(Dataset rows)
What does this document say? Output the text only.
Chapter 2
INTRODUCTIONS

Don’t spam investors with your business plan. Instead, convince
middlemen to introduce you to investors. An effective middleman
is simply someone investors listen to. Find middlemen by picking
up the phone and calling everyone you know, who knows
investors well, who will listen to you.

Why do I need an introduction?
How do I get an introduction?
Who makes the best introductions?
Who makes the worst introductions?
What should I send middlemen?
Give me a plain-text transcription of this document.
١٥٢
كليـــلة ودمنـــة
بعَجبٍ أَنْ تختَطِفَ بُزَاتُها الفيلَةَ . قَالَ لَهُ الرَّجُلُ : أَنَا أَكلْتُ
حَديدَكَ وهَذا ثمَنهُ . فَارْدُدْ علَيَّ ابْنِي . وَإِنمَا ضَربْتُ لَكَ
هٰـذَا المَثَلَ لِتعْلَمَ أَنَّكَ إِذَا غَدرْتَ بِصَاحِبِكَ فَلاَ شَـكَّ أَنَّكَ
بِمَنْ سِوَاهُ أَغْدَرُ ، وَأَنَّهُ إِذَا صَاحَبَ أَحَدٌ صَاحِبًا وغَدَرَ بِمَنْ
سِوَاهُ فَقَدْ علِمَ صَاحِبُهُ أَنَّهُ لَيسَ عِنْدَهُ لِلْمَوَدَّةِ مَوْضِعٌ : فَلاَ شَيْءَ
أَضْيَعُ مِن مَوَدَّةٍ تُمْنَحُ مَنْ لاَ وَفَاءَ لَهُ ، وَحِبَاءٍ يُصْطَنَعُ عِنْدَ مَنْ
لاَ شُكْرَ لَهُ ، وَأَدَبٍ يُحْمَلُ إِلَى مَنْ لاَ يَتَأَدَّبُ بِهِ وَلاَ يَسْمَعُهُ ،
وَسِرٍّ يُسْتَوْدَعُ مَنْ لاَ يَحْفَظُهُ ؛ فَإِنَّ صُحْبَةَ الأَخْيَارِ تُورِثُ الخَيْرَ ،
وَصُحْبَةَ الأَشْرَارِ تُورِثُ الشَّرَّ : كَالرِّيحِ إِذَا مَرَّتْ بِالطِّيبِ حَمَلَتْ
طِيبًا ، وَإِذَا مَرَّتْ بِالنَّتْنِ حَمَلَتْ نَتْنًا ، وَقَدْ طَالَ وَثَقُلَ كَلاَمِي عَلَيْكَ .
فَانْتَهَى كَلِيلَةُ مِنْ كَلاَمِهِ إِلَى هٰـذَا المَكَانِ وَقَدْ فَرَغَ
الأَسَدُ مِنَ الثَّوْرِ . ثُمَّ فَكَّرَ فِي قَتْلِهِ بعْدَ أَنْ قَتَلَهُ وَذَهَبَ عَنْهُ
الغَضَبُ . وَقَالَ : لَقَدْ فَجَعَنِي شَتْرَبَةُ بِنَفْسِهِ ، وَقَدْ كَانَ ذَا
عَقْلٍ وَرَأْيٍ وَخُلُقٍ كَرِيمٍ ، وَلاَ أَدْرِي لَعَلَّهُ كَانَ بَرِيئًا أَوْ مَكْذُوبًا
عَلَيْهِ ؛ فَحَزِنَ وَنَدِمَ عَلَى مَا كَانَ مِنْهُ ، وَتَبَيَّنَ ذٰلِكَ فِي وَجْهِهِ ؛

■ Problem
Look through the entries above; copy each line where the string "What" appears.

■ Result of the exercise
What does this document say? Output the text only.
What should I send middlemen?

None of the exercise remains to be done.